- **Set task**
Exclude pictures; retype the lines below from the line containing "Transcribe the text in this document." through the end of the records, both ends kept.

- **Exercise data**
>> BEGIN

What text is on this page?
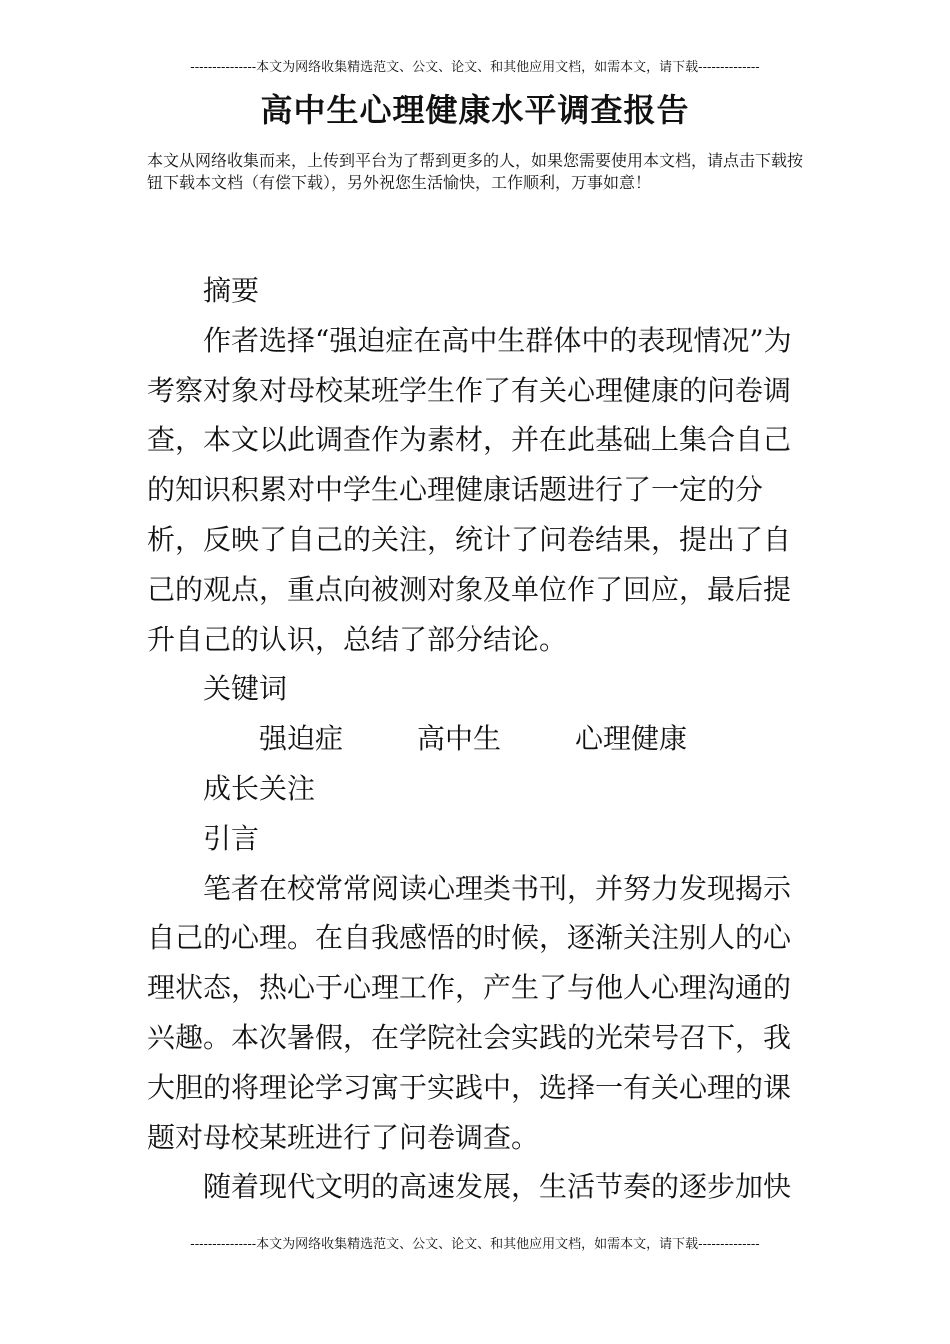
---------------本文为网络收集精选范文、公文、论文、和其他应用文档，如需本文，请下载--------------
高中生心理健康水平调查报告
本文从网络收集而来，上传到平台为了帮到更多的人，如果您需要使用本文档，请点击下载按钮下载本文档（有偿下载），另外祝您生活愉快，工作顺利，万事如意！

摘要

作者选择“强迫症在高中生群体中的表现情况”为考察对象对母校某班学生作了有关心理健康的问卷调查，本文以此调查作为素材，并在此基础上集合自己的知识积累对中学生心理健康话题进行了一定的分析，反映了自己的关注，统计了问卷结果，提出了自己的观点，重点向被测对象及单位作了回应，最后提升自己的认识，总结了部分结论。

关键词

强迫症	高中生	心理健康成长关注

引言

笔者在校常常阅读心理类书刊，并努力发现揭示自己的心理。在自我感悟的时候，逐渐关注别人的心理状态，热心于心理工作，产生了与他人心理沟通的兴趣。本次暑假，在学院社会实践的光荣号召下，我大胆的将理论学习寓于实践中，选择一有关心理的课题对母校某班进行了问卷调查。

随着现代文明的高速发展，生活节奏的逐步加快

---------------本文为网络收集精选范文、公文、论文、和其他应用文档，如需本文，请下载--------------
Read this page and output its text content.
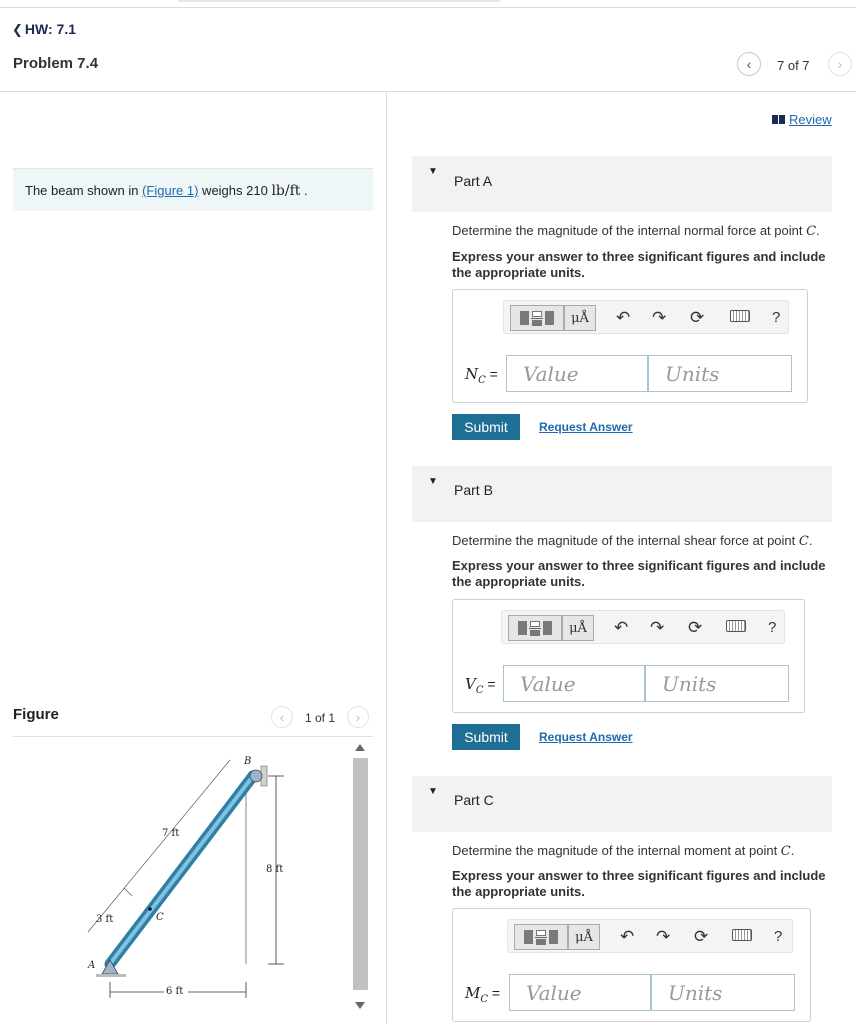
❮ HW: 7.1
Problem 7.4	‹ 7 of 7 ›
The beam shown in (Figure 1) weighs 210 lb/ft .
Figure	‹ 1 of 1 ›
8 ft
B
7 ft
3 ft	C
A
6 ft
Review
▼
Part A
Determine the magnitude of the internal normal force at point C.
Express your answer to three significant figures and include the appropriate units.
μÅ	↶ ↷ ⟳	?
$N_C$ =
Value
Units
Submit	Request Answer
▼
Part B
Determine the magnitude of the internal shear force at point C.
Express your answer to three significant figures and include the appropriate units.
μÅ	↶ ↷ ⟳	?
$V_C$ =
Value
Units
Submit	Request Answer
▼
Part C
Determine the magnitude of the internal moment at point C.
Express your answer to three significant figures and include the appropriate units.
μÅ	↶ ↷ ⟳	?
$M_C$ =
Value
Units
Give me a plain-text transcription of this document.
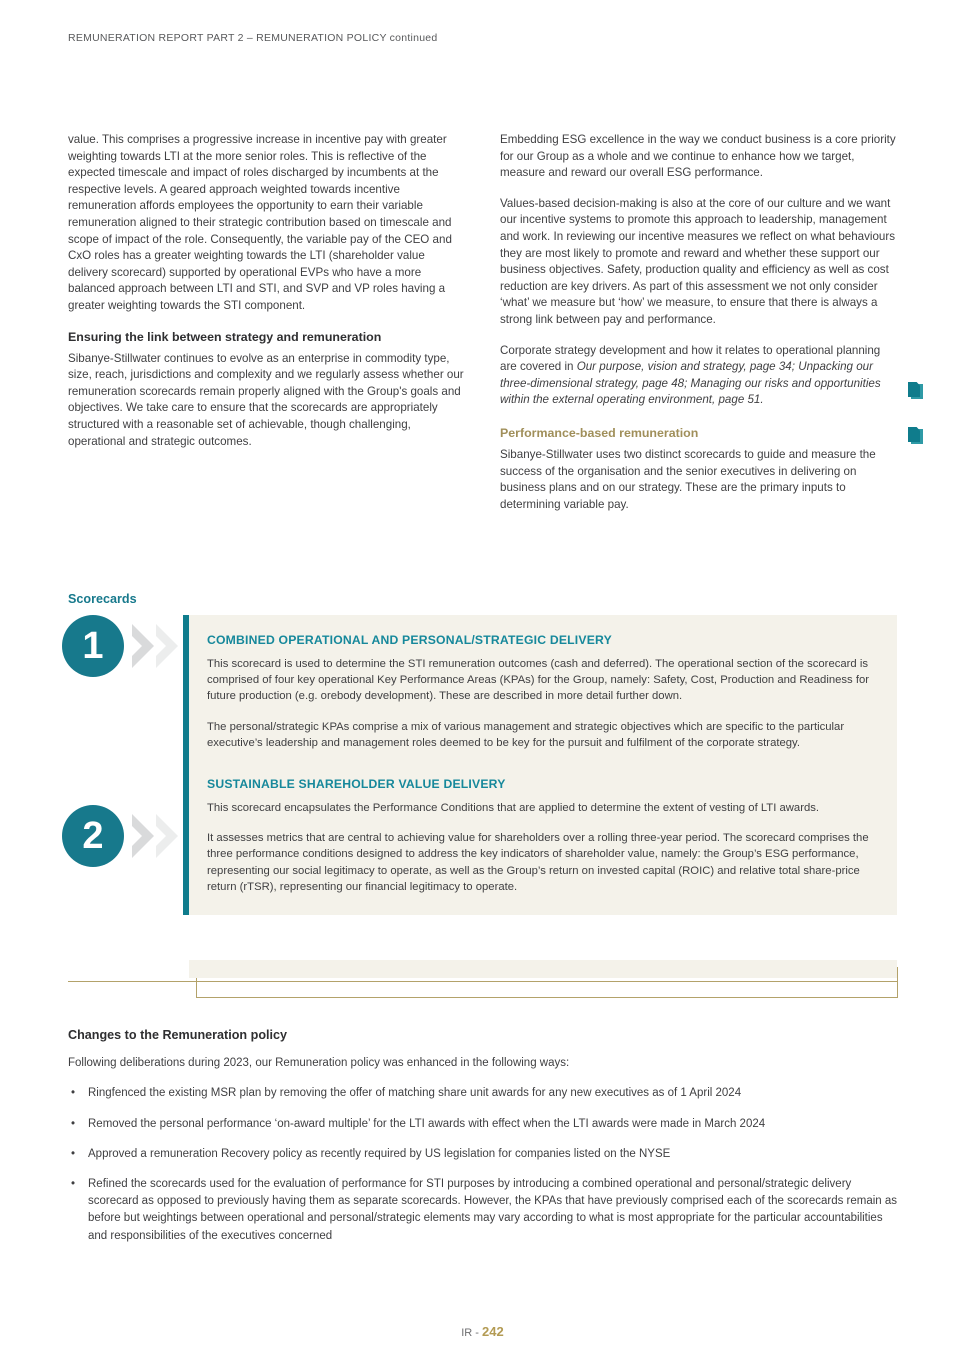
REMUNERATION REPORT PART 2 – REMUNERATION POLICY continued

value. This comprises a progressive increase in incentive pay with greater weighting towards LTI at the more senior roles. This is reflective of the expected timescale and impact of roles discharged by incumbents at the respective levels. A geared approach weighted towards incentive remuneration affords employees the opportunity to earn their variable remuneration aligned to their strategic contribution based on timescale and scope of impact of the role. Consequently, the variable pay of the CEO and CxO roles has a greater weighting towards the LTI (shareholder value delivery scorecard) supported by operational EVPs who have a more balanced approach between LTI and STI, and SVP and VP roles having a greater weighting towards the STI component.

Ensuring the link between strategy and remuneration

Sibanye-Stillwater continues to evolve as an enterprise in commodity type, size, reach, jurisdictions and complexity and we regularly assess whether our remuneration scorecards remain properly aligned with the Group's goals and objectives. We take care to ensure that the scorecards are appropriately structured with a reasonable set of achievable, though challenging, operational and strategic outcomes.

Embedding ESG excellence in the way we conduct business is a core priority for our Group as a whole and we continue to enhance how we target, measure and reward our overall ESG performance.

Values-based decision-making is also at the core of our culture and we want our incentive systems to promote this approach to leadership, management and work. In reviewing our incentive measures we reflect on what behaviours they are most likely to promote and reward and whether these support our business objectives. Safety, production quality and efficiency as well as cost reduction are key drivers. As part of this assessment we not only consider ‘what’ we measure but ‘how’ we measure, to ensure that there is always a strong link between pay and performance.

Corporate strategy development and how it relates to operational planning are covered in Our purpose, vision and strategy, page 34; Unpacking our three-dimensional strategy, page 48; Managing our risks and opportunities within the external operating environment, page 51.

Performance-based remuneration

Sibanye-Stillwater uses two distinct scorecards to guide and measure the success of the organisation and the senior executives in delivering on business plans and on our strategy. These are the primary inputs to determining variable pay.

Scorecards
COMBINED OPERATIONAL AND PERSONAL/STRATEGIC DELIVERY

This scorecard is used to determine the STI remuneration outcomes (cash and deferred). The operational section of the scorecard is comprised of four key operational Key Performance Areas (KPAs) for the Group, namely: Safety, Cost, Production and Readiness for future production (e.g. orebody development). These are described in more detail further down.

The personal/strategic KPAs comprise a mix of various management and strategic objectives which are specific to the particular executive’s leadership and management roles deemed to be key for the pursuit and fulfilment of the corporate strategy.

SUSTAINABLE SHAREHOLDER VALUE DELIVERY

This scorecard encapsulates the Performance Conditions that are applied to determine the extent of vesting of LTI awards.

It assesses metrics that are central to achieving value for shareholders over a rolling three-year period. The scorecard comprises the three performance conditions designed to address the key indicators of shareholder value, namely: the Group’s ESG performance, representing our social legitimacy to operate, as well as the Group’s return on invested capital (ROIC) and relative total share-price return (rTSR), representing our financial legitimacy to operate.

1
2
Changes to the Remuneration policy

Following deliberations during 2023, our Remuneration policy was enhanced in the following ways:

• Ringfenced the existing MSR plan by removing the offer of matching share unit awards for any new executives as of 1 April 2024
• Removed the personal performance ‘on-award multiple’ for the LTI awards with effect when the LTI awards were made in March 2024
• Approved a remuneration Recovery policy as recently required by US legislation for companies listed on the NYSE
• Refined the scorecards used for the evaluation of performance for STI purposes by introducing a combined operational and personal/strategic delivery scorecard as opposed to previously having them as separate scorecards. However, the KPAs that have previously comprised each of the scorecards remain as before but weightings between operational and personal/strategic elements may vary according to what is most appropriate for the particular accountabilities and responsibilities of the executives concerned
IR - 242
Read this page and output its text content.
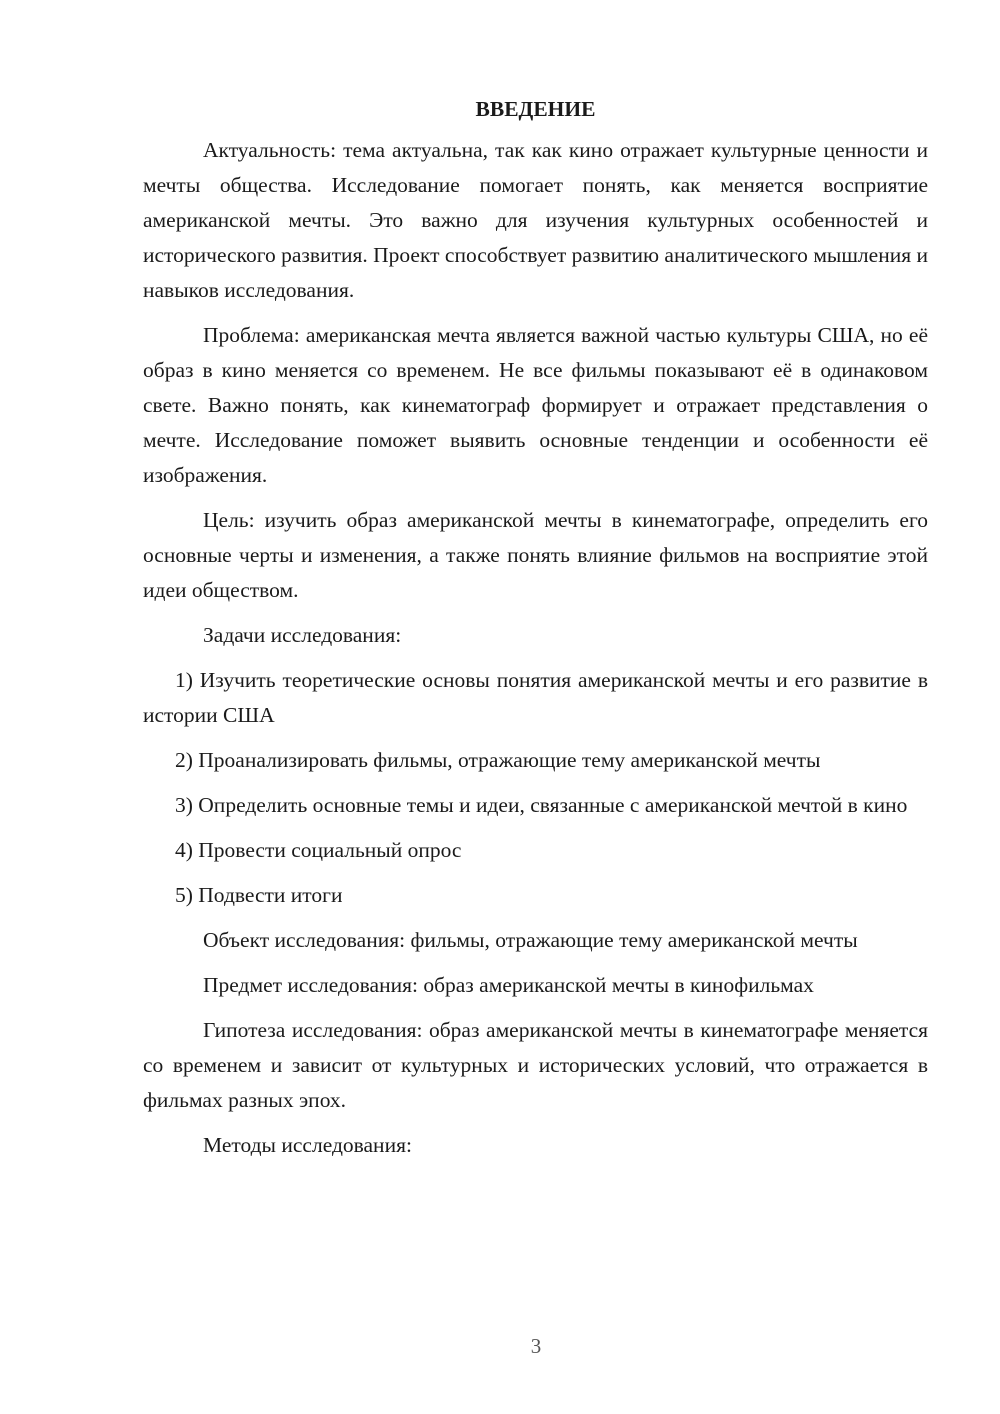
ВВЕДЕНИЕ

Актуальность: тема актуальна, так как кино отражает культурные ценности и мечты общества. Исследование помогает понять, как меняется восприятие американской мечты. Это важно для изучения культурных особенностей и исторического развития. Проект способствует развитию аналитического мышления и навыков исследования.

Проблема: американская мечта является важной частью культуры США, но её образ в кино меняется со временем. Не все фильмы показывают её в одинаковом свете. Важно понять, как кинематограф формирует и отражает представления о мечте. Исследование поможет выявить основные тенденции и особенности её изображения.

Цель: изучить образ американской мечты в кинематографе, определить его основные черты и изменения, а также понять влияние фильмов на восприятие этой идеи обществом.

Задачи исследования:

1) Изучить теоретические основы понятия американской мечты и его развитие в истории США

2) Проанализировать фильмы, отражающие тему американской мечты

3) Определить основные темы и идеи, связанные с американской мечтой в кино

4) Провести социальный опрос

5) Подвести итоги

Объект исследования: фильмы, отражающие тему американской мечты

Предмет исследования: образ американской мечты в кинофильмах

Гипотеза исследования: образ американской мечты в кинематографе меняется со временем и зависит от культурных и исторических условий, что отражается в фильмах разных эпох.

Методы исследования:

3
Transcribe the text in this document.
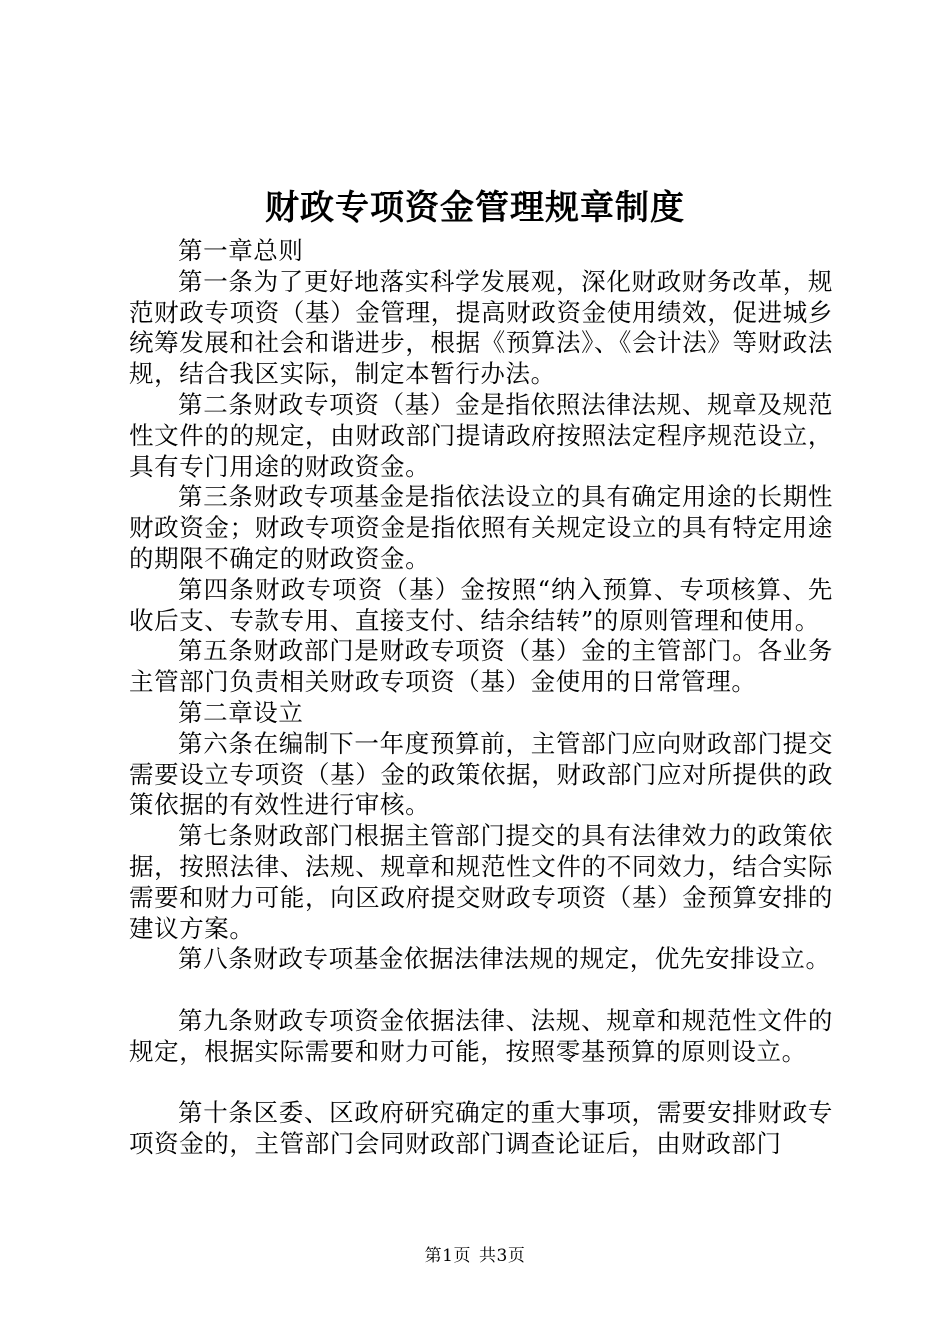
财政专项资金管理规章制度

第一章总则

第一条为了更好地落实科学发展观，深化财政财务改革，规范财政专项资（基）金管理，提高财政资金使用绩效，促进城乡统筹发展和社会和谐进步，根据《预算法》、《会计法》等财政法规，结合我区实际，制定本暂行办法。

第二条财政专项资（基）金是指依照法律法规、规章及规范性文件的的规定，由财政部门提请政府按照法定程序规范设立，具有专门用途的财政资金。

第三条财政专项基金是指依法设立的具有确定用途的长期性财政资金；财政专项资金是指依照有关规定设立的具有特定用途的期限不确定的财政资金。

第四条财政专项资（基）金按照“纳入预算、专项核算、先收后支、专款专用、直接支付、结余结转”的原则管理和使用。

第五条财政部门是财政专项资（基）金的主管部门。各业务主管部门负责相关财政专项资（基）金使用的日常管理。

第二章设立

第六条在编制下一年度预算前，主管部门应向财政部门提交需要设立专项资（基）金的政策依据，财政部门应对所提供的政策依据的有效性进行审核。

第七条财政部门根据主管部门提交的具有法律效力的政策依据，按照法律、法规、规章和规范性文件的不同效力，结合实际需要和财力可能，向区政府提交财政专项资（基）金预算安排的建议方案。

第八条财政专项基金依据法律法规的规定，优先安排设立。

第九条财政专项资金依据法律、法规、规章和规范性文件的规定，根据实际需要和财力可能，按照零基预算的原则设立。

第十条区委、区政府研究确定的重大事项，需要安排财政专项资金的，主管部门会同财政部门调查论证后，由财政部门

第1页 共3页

>> END

- **Task answer**
Transcribe the text in this document.
财政专项资金管理规章制度

第一章总则

第一条为了更好地落实科学发展观，深化财政财务改革，规范财政专项资（基）金管理，提高财政资金使用绩效，促进城乡统筹发展和社会和谐进步，根据《预算法》、《会计法》等财政法规，结合我区实际，制定本暂行办法。

第二条财政专项资（基）金是指依照法律法规、规章及规范性文件的的规定，由财政部门提请政府按照法定程序规范设立，具有专门用途的财政资金。

第三条财政专项基金是指依法设立的具有确定用途的长期性财政资金；财政专项资金是指依照有关规定设立的具有特定用途的期限不确定的财政资金。

第四条财政专项资（基）金按照“纳入预算、专项核算、先收后支、专款专用、直接支付、结余结转”的原则管理和使用。

第五条财政部门是财政专项资（基）金的主管部门。各业务主管部门负责相关财政专项资（基）金使用的日常管理。

第二章设立

第六条在编制下一年度预算前，主管部门应向财政部门提交需要设立专项资（基）金的政策依据，财政部门应对所提供的政策依据的有效性进行审核。

第七条财政部门根据主管部门提交的具有法律效力的政策依据，按照法律、法规、规章和规范性文件的不同效力，结合实际需要和财力可能，向区政府提交财政专项资（基）金预算安排的建议方案。

第八条财政专项基金依据法律法规的规定，优先安排设立。

第九条财政专项资金依据法律、法规、规章和规范性文件的规定，根据实际需要和财力可能，按照零基预算的原则设立。

第十条区委、区政府研究确定的重大事项，需要安排财政专项资金的，主管部门会同财政部门调查论证后，由财政部门

第1页 共3页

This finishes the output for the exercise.